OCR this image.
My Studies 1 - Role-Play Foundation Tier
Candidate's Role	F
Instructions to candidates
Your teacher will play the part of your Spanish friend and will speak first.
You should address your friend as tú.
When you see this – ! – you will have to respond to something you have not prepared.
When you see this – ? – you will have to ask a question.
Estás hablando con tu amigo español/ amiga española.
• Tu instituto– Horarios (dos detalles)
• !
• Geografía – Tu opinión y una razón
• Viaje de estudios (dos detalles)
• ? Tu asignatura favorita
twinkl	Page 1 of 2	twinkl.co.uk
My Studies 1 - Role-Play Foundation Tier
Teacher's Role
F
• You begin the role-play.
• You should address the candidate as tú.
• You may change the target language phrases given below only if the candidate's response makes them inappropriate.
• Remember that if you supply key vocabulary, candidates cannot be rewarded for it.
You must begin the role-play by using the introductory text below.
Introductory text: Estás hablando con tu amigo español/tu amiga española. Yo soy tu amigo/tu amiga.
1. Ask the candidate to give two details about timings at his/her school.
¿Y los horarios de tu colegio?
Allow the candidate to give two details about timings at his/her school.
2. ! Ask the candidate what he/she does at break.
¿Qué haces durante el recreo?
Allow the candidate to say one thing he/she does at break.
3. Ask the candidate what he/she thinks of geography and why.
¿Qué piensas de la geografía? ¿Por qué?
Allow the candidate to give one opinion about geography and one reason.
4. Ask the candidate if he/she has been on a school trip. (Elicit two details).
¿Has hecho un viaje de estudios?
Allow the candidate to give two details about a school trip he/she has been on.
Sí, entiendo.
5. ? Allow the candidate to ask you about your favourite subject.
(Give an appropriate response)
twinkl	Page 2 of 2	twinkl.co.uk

## Challenge
Search the data above for lines holding "response" and copy each of them.

## Full answer
• You may change the target language phrases given below only if the candidate's response makes them inappropriate.
(Give an appropriate response)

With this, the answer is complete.